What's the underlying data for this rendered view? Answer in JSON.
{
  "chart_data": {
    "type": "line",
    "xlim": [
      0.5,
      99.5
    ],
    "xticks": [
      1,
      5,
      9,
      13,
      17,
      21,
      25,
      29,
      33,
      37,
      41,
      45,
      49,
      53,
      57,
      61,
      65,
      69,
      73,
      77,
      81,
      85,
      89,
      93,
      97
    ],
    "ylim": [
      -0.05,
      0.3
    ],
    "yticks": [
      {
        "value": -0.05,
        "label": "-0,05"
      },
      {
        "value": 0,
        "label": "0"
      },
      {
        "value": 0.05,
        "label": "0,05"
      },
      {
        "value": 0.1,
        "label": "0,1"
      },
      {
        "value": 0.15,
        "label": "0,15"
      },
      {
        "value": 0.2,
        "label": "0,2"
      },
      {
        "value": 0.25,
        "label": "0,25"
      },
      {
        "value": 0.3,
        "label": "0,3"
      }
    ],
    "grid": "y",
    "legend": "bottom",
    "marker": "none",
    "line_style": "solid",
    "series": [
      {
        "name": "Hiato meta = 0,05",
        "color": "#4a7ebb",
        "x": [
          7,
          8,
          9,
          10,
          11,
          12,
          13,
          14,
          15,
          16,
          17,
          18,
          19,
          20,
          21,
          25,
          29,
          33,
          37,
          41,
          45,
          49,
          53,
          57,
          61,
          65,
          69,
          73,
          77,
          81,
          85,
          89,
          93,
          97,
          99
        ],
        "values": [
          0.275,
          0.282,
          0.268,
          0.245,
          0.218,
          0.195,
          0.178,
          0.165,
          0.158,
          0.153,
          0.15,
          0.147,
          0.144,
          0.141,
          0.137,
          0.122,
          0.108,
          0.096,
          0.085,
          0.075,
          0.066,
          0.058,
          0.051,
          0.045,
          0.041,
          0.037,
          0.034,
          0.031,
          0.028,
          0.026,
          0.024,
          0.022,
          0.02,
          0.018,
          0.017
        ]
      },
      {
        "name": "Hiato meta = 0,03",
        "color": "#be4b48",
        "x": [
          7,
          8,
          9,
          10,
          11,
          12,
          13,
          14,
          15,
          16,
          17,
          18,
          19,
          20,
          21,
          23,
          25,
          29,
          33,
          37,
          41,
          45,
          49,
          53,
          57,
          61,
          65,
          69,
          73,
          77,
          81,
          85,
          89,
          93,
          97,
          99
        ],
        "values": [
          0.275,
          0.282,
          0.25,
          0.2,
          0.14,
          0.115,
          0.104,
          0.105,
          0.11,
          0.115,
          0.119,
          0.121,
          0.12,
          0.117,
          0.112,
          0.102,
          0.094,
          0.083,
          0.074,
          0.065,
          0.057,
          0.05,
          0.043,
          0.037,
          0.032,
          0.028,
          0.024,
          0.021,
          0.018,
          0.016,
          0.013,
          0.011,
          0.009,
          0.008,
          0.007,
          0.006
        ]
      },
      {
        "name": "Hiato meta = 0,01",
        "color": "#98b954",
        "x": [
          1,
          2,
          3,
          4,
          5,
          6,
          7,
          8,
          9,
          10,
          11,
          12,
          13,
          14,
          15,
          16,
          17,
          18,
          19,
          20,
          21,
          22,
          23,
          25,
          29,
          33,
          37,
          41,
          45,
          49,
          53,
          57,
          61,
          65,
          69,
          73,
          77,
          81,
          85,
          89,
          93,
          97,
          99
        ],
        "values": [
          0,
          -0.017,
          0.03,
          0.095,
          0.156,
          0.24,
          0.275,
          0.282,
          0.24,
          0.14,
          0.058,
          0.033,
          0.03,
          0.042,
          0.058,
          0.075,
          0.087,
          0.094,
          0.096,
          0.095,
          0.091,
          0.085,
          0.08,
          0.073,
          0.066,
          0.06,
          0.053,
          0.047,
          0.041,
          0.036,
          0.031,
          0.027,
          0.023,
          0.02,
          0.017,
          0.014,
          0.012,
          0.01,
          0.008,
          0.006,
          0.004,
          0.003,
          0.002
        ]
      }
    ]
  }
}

********

Identify every line above that includes the word "name", and show those lines.

        "name": "Hiato meta = 0,05",
        "name": "Hiato meta = 0,03",
        "name": "Hiato meta = 0,01",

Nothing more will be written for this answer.